• **Stored records**
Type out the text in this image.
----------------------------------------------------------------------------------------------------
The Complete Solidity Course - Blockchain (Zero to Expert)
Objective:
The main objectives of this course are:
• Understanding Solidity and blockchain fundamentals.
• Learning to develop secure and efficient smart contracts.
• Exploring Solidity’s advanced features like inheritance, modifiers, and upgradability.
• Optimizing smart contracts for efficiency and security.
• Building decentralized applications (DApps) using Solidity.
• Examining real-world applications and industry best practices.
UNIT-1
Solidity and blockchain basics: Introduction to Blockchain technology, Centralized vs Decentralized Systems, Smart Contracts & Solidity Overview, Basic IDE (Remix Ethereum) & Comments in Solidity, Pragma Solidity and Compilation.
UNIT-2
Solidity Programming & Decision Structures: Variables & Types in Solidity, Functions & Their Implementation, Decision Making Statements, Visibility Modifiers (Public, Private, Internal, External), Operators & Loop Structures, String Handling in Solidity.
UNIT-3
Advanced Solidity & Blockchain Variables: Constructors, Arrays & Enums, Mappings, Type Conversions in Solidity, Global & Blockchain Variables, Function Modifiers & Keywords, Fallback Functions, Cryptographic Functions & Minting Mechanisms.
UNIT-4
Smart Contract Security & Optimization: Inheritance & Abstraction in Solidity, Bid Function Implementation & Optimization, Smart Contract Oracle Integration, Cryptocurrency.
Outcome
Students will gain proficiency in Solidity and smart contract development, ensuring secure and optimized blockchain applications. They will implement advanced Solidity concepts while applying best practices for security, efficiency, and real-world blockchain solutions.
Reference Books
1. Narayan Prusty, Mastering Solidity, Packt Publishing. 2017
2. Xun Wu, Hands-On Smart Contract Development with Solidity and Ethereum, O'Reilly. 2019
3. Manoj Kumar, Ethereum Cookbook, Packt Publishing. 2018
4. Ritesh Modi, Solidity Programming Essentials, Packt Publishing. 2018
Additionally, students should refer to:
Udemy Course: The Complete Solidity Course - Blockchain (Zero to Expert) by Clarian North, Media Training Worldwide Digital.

• **Your task**
All entries shown above should be printed again exactly.

• **Answer to the exercise**
Type out the text in this image.
----------------------------------------------------------------------------------------------------
The Complete Solidity Course - Blockchain (Zero to Expert)
Objective:
The main objectives of this course are:
• Understanding Solidity and blockchain fundamentals.
• Learning to develop secure and efficient smart contracts.
• Exploring Solidity’s advanced features like inheritance, modifiers, and upgradability.
• Optimizing smart contracts for efficiency and security.
• Building decentralized applications (DApps) using Solidity.
• Examining real-world applications and industry best practices.
UNIT-1
Solidity and blockchain basics: Introduction to Blockchain technology, Centralized vs Decentralized Systems, Smart Contracts & Solidity Overview, Basic IDE (Remix Ethereum) & Comments in Solidity, Pragma Solidity and Compilation.
UNIT-2
Solidity Programming & Decision Structures: Variables & Types in Solidity, Functions & Their Implementation, Decision Making Statements, Visibility Modifiers (Public, Private, Internal, External), Operators & Loop Structures, String Handling in Solidity.
UNIT-3
Advanced Solidity & Blockchain Variables: Constructors, Arrays & Enums, Mappings, Type Conversions in Solidity, Global & Blockchain Variables, Function Modifiers & Keywords, Fallback Functions, Cryptographic Functions & Minting Mechanisms.
UNIT-4
Smart Contract Security & Optimization: Inheritance & Abstraction in Solidity, Bid Function Implementation & Optimization, Smart Contract Oracle Integration, Cryptocurrency.
Outcome
Students will gain proficiency in Solidity and smart contract development, ensuring secure and optimized blockchain applications. They will implement advanced Solidity concepts while applying best practices for security, efficiency, and real-world blockchain solutions.
Reference Books
1. Narayan Prusty, Mastering Solidity, Packt Publishing. 2017
2. Xun Wu, Hands-On Smart Contract Development with Solidity and Ethereum, O'Reilly. 2019
3. Manoj Kumar, Ethereum Cookbook, Packt Publishing. 2018
4. Ritesh Modi, Solidity Programming Essentials, Packt Publishing. 2018
Additionally, students should refer to:
Udemy Course: The Complete Solidity Course - Blockchain (Zero to Expert) by Clarian North, Media Training Worldwide Digital.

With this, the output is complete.